* [PROBLEM STATEMENT]
Write out all the lines again, precisely as they stand, but without the images.

## BEGIN RECORDS SUPPLIED

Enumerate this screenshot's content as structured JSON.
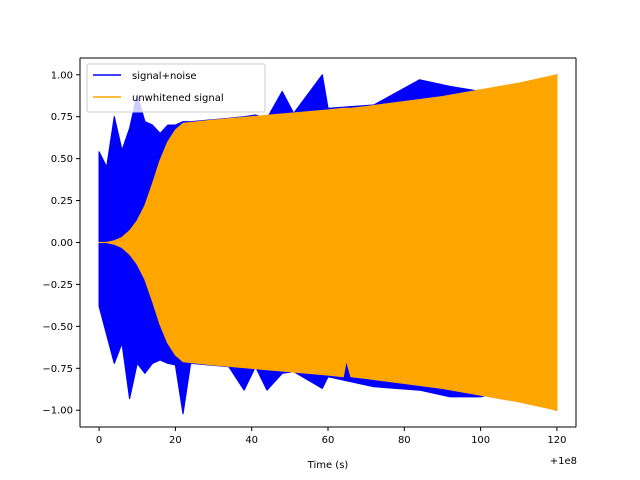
{
  "chart_data": {
    "type": "line",
    "title": "",
    "xlabel": "Time (s)",
    "ylabel": "",
    "x_offset_label": "+1e8",
    "xlim": [
      -5,
      125
    ],
    "ylim": [
      -1.1,
      1.1
    ],
    "x_ticks": [
      0,
      20,
      40,
      60,
      80,
      100,
      120
    ],
    "x_tick_labels": [
      "0",
      "20",
      "40",
      "60",
      "80",
      "100",
      "120"
    ],
    "y_ticks": [
      -1.0,
      -0.75,
      -0.5,
      -0.25,
      0.0,
      0.25,
      0.5,
      0.75,
      1.0
    ],
    "y_tick_labels": [
      "−1.00",
      "−0.75",
      "−0.50",
      "−0.25",
      "0.00",
      "0.25",
      "0.50",
      "0.75",
      "1.00"
    ],
    "grid": false,
    "legend_position": "upper-left",
    "series": [
      {
        "name": "signal+noise",
        "color": "#0000ff",
        "x": [
          0,
          2,
          4,
          6,
          8,
          10,
          12,
          14,
          16,
          18,
          20,
          22,
          24,
          34,
          38,
          41,
          44,
          48,
          51,
          58.5,
          60,
          72,
          84,
          92,
          100,
          104,
          120
        ],
        "upper": [
          0.54,
          0.45,
          0.75,
          0.55,
          0.68,
          0.88,
          0.72,
          0.7,
          0.65,
          0.7,
          0.7,
          0.72,
          0.72,
          0.74,
          0.75,
          0.76,
          0.74,
          0.9,
          0.77,
          1.0,
          0.8,
          0.82,
          0.97,
          0.93,
          0.9,
          0.88,
          1.0
        ],
        "lower": [
          -0.38,
          -0.55,
          -0.72,
          -0.6,
          -0.93,
          -0.72,
          -0.78,
          -0.72,
          -0.7,
          -0.72,
          -0.73,
          -1.02,
          -0.72,
          -0.74,
          -0.88,
          -0.74,
          -0.88,
          -0.78,
          -0.77,
          -0.87,
          -0.8,
          -0.86,
          -0.88,
          -0.92,
          -0.92,
          -0.9,
          -1.0
        ]
      },
      {
        "name": "unwhitened signal",
        "color": "#ffa500",
        "x": [
          0,
          2,
          4,
          6,
          8,
          10,
          12,
          14,
          16,
          18,
          20,
          22,
          30,
          40,
          50,
          60,
          64,
          64.8,
          66,
          70,
          80,
          90,
          100,
          110,
          120
        ],
        "upper": [
          0.0,
          0.0,
          0.01,
          0.03,
          0.07,
          0.13,
          0.22,
          0.35,
          0.49,
          0.6,
          0.67,
          0.71,
          0.73,
          0.75,
          0.77,
          0.79,
          0.8,
          0.8,
          0.8,
          0.81,
          0.84,
          0.87,
          0.91,
          0.95,
          1.0
        ],
        "lower": [
          0.0,
          0.0,
          -0.01,
          -0.03,
          -0.07,
          -0.13,
          -0.22,
          -0.35,
          -0.49,
          -0.6,
          -0.67,
          -0.71,
          -0.73,
          -0.75,
          -0.77,
          -0.79,
          -0.8,
          -0.7,
          -0.8,
          -0.81,
          -0.84,
          -0.87,
          -0.91,
          -0.95,
          -1.0
        ]
      }
    ]
  }
}
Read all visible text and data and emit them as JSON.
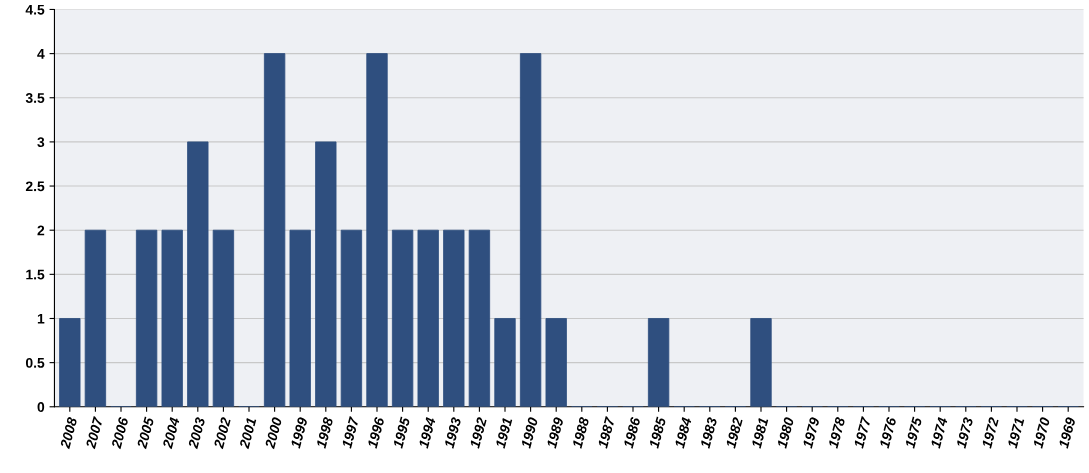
{
  "chart_data": {
    "type": "bar",
    "categories": [
      "2008",
      "2007",
      "2006",
      "2005",
      "2004",
      "2003",
      "2002",
      "2001",
      "2000",
      "1999",
      "1998",
      "1997",
      "1996",
      "1995",
      "1994",
      "1993",
      "1992",
      "1991",
      "1990",
      "1989",
      "1988",
      "1987",
      "1986",
      "1985",
      "1984",
      "1983",
      "1982",
      "1981",
      "1980",
      "1979",
      "1978",
      "1977",
      "1976",
      "1975",
      "1974",
      "1973",
      "1972",
      "1971",
      "1970",
      "1969"
    ],
    "values": [
      1,
      2,
      0,
      2,
      2,
      3,
      2,
      0,
      4,
      2,
      3,
      2,
      4,
      2,
      2,
      2,
      2,
      1,
      4,
      1,
      0,
      0,
      0,
      1,
      0,
      0,
      0,
      1,
      0,
      0,
      0,
      0,
      0,
      0,
      0,
      0,
      0,
      0,
      0,
      0
    ],
    "color": "#2f4f7f",
    "ylim": [
      0,
      4.5
    ],
    "yticks": [
      0,
      0.5,
      1,
      1.5,
      2,
      2.5,
      3,
      3.5,
      4,
      4.5
    ],
    "grid": "y"
  }
}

## END RECORDS SUPPLIED

* [SOLUTION]
Enumerate this screenshot's content as structured JSON.
{
  "chart_data": {
    "type": "line",
    "title": "",
    "xlabel": "Time (s)",
    "ylabel": "",
    "x_offset_label": "+1e8",
    "xlim": [
      -5,
      125
    ],
    "ylim": [
      -1.1,
      1.1
    ],
    "x_ticks": [
      0,
      20,
      40,
      60,
      80,
      100,
      120
    ],
    "x_tick_labels": [
      "0",
      "20",
      "40",
      "60",
      "80",
      "100",
      "120"
    ],
    "y_ticks": [
      -1.0,
      -0.75,
      -0.5,
      -0.25,
      0.0,
      0.25,
      0.5,
      0.75,
      1.0
    ],
    "y_tick_labels": [
      "−1.00",
      "−0.75",
      "−0.50",
      "−0.25",
      "0.00",
      "0.25",
      "0.50",
      "0.75",
      "1.00"
    ],
    "grid": false,
    "legend_position": "upper-left",
    "series": [
      {
        "name": "signal+noise",
        "color": "#0000ff",
        "x": [
          0,
          2,
          4,
          6,
          8,
          10,
          12,
          14,
          16,
          18,
          20,
          22,
          24,
          34,
          38,
          41,
          44,
          48,
          51,
          58.5,
          60,
          72,
          84,
          92,
          100,
          104,
          120
        ],
        "upper": [
          0.54,
          0.45,
          0.75,
          0.55,
          0.68,
          0.88,
          0.72,
          0.7,
          0.65,
          0.7,
          0.7,
          0.72,
          0.72,
          0.74,
          0.75,
          0.76,
          0.74,
          0.9,
          0.77,
          1.0,
          0.8,
          0.82,
          0.97,
          0.93,
          0.9,
          0.88,
          1.0
        ],
        "lower": [
          -0.38,
          -0.55,
          -0.72,
          -0.6,
          -0.93,
          -0.72,
          -0.78,
          -0.72,
          -0.7,
          -0.72,
          -0.73,
          -1.02,
          -0.72,
          -0.74,
          -0.88,
          -0.74,
          -0.88,
          -0.78,
          -0.77,
          -0.87,
          -0.8,
          -0.86,
          -0.88,
          -0.92,
          -0.92,
          -0.9,
          -1.0
        ]
      },
      {
        "name": "unwhitened signal",
        "color": "#ffa500",
        "x": [
          0,
          2,
          4,
          6,
          8,
          10,
          12,
          14,
          16,
          18,
          20,
          22,
          30,
          40,
          50,
          60,
          64,
          64.8,
          66,
          70,
          80,
          90,
          100,
          110,
          120
        ],
        "upper": [
          0.0,
          0.0,
          0.01,
          0.03,
          0.07,
          0.13,
          0.22,
          0.35,
          0.49,
          0.6,
          0.67,
          0.71,
          0.73,
          0.75,
          0.77,
          0.79,
          0.8,
          0.8,
          0.8,
          0.81,
          0.84,
          0.87,
          0.91,
          0.95,
          1.0
        ],
        "lower": [
          0.0,
          0.0,
          -0.01,
          -0.03,
          -0.07,
          -0.13,
          -0.22,
          -0.35,
          -0.49,
          -0.6,
          -0.67,
          -0.71,
          -0.73,
          -0.75,
          -0.77,
          -0.79,
          -0.8,
          -0.7,
          -0.8,
          -0.81,
          -0.84,
          -0.87,
          -0.91,
          -0.95,
          -1.0
        ]
      }
    ]
  }
}
Read all visible text and data and emit them as JSON.
{
  "chart_data": {
    "type": "bar",
    "categories": [
      "2008",
      "2007",
      "2006",
      "2005",
      "2004",
      "2003",
      "2002",
      "2001",
      "2000",
      "1999",
      "1998",
      "1997",
      "1996",
      "1995",
      "1994",
      "1993",
      "1992",
      "1991",
      "1990",
      "1989",
      "1988",
      "1987",
      "1986",
      "1985",
      "1984",
      "1983",
      "1982",
      "1981",
      "1980",
      "1979",
      "1978",
      "1977",
      "1976",
      "1975",
      "1974",
      "1973",
      "1972",
      "1971",
      "1970",
      "1969"
    ],
    "values": [
      1,
      2,
      0,
      2,
      2,
      3,
      2,
      0,
      4,
      2,
      3,
      2,
      4,
      2,
      2,
      2,
      2,
      1,
      4,
      1,
      0,
      0,
      0,
      1,
      0,
      0,
      0,
      1,
      0,
      0,
      0,
      0,
      0,
      0,
      0,
      0,
      0,
      0,
      0,
      0
    ],
    "color": "#2f4f7f",
    "ylim": [
      0,
      4.5
    ],
    "yticks": [
      0,
      0.5,
      1,
      1.5,
      2,
      2.5,
      3,
      3.5,
      4,
      4.5
    ],
    "grid": "y"
  }
}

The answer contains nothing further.